▸ TASK DIRECTIONS
Copy, without any changes, the stretch of lines in the records below from the line containing "Itemize the components" through the line containing "- entry-line: pristīnus, a, um", leaving out the pictures.

▸ AVAILABLE DATA
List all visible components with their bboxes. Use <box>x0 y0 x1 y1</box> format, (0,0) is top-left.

==

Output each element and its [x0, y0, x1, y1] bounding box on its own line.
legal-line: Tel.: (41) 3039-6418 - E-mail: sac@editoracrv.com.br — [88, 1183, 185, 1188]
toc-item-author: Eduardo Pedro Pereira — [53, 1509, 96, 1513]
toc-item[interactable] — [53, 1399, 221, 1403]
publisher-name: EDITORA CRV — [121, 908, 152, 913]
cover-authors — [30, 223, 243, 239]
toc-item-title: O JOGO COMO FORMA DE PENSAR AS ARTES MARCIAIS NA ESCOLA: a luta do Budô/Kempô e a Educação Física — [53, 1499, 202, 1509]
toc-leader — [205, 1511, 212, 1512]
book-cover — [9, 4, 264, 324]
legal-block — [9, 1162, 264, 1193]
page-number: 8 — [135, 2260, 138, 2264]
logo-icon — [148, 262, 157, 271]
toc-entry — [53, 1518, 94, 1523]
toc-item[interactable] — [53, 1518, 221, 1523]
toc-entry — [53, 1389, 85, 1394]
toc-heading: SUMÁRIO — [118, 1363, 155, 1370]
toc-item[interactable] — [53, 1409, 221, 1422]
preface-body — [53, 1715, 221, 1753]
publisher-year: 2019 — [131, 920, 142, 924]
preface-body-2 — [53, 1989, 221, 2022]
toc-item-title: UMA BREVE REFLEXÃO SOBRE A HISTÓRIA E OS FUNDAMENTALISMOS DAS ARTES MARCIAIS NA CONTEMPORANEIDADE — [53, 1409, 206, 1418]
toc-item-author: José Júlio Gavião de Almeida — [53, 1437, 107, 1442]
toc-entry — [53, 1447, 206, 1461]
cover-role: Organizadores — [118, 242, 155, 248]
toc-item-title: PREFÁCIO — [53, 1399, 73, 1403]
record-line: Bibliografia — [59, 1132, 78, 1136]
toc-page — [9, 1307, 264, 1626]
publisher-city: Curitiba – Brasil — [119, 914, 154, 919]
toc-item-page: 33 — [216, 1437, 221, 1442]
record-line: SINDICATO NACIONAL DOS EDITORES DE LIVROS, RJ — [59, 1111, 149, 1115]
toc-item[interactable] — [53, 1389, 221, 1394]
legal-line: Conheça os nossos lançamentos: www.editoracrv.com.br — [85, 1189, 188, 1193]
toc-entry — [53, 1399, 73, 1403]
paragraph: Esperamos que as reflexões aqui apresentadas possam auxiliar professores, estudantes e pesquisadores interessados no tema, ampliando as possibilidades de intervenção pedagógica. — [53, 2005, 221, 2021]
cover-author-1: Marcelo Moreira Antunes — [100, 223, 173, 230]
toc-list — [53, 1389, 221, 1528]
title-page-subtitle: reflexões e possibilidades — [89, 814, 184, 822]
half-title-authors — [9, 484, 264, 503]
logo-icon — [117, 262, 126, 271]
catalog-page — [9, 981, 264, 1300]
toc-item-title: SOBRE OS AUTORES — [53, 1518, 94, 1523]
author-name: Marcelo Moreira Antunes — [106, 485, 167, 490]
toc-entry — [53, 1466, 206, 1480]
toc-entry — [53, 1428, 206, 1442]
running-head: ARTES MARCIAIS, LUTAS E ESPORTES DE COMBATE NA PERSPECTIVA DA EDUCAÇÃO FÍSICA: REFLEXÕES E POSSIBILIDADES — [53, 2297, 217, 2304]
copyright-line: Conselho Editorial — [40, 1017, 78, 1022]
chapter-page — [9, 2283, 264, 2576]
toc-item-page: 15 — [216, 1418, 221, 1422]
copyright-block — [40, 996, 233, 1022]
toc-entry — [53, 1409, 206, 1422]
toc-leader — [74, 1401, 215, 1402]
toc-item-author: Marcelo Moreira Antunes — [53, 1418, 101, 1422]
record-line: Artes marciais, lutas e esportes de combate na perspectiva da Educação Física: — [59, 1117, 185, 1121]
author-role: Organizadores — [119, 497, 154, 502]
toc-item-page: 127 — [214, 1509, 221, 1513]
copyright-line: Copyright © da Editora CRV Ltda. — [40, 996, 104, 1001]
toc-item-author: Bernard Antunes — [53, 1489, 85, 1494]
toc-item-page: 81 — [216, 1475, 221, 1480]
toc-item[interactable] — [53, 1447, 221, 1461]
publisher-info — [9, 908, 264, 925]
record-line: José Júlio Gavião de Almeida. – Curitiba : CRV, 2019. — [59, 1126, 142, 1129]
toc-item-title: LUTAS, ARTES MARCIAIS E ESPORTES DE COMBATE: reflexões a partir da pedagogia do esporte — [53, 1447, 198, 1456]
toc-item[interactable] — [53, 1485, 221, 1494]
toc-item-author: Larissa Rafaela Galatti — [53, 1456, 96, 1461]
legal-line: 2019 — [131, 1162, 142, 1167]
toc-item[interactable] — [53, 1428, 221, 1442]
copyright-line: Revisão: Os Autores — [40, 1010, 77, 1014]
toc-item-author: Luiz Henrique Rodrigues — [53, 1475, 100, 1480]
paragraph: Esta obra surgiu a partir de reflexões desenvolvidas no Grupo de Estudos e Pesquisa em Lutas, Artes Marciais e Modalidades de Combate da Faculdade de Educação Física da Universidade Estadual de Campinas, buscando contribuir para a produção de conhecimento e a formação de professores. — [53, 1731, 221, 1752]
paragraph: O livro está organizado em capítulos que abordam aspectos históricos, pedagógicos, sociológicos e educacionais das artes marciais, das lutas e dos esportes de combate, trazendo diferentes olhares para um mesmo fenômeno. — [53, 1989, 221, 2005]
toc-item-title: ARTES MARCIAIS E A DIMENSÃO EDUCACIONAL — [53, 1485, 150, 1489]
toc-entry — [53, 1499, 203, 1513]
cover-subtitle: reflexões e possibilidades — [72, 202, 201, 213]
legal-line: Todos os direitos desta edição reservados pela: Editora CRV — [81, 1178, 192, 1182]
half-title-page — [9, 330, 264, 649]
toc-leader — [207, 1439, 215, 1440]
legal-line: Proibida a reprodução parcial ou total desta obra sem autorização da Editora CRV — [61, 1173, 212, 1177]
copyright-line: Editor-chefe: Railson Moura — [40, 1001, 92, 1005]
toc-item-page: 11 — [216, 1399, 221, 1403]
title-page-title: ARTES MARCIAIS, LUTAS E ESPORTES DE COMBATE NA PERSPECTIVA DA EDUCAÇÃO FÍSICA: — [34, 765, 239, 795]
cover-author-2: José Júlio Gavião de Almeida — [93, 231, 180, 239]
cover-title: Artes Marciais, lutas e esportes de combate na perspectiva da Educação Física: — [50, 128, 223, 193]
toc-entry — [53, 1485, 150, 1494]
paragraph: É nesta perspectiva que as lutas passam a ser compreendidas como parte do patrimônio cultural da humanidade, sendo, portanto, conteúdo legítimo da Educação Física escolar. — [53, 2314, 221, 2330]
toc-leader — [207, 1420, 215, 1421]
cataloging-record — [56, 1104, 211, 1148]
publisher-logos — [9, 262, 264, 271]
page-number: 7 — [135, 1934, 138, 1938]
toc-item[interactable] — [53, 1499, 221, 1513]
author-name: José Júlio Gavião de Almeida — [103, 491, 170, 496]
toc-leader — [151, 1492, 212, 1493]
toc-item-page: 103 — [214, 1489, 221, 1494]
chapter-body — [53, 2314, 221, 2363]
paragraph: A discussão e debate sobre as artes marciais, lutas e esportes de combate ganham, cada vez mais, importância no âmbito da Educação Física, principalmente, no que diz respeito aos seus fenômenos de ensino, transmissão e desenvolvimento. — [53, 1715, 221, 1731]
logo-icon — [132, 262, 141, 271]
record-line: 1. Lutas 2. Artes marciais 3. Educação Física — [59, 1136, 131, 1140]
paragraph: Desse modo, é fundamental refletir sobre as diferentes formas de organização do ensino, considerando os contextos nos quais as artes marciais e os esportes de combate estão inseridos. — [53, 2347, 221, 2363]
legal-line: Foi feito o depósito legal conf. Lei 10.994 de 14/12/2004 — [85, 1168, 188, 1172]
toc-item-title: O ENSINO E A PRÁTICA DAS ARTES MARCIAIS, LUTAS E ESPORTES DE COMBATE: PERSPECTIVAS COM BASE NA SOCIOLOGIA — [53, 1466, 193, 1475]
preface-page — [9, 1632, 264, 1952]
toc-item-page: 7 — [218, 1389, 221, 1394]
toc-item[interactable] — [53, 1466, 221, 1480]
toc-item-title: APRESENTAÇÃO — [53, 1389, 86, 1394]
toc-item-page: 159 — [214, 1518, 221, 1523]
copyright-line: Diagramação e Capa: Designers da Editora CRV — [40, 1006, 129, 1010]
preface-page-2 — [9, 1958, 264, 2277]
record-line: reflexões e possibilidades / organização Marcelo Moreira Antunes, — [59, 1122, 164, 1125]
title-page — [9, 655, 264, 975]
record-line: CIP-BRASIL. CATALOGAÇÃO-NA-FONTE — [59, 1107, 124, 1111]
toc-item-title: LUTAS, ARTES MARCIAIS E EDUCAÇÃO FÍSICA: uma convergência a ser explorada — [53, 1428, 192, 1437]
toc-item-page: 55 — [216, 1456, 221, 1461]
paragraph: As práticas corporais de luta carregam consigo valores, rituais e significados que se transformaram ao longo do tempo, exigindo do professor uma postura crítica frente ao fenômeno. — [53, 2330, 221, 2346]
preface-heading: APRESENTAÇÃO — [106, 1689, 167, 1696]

* * *

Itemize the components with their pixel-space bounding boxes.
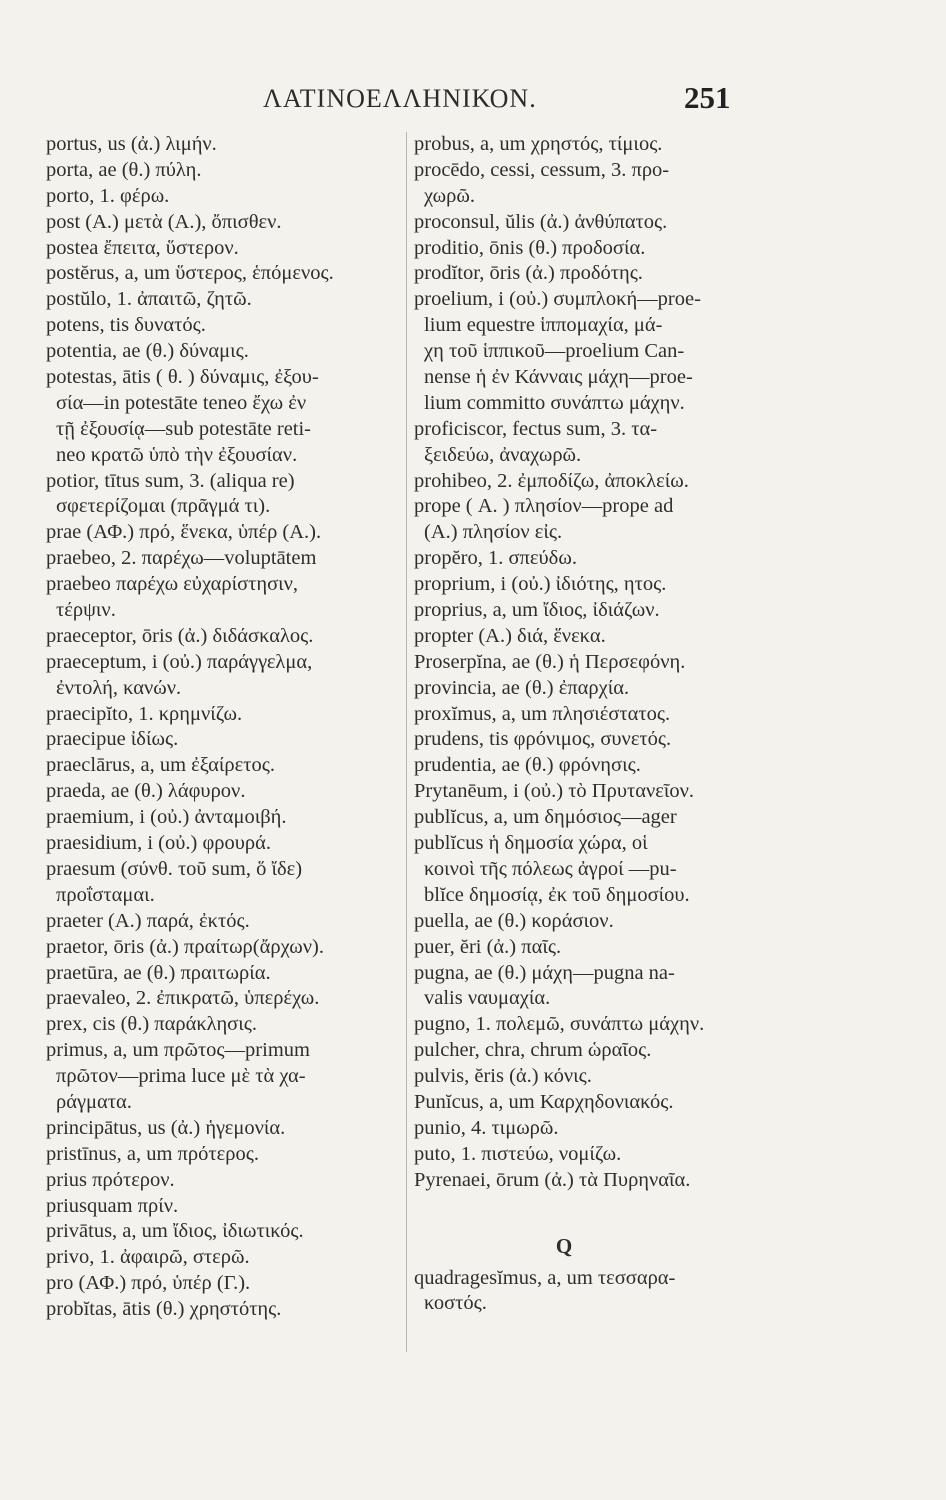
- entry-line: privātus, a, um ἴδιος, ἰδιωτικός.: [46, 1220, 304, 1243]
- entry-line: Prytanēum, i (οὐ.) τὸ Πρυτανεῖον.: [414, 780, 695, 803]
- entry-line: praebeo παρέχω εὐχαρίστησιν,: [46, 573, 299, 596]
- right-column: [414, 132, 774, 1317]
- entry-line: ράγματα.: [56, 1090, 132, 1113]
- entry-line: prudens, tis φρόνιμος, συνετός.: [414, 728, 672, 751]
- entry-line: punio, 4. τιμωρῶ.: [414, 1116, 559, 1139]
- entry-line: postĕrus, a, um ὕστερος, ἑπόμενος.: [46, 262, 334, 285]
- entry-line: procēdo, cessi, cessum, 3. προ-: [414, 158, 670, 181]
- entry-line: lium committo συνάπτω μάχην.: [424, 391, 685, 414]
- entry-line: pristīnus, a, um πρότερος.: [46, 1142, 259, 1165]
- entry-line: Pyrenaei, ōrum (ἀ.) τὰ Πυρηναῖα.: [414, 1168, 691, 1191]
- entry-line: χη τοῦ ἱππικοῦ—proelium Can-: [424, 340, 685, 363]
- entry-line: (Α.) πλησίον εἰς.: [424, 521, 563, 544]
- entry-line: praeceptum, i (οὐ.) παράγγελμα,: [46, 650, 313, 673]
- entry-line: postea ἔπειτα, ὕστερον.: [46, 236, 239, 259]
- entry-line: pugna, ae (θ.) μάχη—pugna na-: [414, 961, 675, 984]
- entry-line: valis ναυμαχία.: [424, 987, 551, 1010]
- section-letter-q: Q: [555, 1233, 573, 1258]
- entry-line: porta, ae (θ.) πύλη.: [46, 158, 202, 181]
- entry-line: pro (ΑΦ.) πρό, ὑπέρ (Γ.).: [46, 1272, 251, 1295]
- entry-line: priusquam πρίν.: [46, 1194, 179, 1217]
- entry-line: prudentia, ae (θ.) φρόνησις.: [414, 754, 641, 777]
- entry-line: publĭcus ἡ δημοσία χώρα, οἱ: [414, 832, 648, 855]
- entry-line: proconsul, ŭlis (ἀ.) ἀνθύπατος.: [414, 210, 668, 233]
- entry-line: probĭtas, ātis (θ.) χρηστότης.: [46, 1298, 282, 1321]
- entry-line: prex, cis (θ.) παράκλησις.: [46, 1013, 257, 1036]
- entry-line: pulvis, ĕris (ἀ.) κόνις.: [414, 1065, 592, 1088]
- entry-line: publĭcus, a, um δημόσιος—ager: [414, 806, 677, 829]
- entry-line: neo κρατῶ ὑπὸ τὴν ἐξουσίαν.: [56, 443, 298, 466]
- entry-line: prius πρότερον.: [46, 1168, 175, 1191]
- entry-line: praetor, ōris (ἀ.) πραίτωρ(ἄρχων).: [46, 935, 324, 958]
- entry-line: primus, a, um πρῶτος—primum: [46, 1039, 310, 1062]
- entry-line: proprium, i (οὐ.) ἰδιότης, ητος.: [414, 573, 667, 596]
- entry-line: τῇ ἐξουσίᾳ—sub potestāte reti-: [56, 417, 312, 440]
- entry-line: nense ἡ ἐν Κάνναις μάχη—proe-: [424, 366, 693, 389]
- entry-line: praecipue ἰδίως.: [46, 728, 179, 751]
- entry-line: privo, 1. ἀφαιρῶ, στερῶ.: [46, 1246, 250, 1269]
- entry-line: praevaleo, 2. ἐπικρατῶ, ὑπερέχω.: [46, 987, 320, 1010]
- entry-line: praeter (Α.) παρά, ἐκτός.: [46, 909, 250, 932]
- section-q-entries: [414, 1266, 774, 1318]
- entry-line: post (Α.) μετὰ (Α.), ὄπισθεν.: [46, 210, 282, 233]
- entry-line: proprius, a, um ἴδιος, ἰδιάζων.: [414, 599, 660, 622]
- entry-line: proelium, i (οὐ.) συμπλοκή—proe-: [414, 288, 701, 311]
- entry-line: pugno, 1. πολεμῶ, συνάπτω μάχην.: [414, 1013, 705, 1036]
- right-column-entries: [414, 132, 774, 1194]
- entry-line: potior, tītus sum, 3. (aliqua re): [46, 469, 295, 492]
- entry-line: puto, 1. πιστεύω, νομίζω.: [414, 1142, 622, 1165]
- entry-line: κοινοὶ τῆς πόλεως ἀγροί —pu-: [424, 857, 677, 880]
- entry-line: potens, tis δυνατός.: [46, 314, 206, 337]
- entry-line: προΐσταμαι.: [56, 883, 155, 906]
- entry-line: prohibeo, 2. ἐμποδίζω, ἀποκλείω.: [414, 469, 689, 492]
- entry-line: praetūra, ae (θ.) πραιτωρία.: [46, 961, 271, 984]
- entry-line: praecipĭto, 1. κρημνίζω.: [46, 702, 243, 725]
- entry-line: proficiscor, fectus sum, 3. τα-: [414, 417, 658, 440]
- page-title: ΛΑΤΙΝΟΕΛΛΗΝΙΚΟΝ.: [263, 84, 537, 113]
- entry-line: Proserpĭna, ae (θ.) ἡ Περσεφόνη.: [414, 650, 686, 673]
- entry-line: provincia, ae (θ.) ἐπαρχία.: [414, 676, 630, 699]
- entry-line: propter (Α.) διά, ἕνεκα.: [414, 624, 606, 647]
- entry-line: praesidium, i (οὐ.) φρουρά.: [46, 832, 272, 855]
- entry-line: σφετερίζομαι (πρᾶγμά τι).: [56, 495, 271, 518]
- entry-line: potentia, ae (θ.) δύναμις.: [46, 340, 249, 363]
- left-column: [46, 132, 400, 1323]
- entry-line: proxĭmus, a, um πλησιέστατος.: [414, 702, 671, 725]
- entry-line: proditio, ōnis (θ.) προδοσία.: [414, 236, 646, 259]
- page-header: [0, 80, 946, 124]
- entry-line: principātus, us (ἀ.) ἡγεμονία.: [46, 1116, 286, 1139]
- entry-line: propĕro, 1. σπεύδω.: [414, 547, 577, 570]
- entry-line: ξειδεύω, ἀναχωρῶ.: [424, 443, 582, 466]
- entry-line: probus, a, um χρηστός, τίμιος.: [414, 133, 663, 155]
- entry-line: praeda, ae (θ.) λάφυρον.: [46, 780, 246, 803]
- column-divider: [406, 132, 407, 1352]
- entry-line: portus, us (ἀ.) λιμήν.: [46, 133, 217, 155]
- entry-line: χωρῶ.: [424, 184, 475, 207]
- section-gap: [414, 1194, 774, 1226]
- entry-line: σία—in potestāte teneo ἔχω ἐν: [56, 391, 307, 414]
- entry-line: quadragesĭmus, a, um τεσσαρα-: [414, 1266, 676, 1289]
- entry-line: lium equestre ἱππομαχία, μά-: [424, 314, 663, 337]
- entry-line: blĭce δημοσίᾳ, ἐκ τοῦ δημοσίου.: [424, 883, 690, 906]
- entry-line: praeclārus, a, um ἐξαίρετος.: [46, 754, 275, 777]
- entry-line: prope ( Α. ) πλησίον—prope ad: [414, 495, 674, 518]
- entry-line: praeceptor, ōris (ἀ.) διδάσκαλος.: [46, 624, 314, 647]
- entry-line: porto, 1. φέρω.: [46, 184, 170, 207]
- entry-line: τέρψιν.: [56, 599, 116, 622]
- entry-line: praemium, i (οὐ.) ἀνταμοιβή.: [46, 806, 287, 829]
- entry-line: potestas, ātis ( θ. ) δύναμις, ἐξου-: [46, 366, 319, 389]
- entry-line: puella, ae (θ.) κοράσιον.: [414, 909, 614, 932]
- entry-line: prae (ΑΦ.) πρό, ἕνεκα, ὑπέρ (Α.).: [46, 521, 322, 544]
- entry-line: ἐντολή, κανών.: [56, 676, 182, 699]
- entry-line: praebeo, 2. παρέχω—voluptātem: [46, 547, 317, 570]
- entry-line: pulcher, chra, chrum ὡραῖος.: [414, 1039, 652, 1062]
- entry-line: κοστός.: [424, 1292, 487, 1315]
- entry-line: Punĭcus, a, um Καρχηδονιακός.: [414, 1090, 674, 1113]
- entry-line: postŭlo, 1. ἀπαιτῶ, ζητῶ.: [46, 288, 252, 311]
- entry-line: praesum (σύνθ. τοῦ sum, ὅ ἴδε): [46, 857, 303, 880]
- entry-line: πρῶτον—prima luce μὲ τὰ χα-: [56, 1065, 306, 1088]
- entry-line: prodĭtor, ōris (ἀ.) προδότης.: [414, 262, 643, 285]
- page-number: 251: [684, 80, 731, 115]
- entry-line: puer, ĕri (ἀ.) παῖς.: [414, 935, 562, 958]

▸ RESPONSE FOR THIS EXERCISE
Itemize the components with their pixel-space bounding boxes.
- entry-line: privātus, a, um ἴδιος, ἰδιωτικός.: [46, 1220, 304, 1243]
- entry-line: Prytanēum, i (οὐ.) τὸ Πρυτανεῖον.: [414, 780, 695, 803]
- entry-line: praebeo παρέχω εὐχαρίστησιν,: [46, 573, 299, 596]
- right-column: [414, 132, 774, 1317]
- entry-line: ράγματα.: [56, 1090, 132, 1113]
- entry-line: prudens, tis φρόνιμος, συνετός.: [414, 728, 672, 751]
- entry-line: punio, 4. τιμωρῶ.: [414, 1116, 559, 1139]
- entry-line: postĕrus, a, um ὕστερος, ἑπόμενος.: [46, 262, 334, 285]
- entry-line: procēdo, cessi, cessum, 3. προ-: [414, 158, 670, 181]
- entry-line: lium committo συνάπτω μάχην.: [424, 391, 685, 414]
- entry-line: pristīnus, a, um πρότερος.: [46, 1142, 259, 1165]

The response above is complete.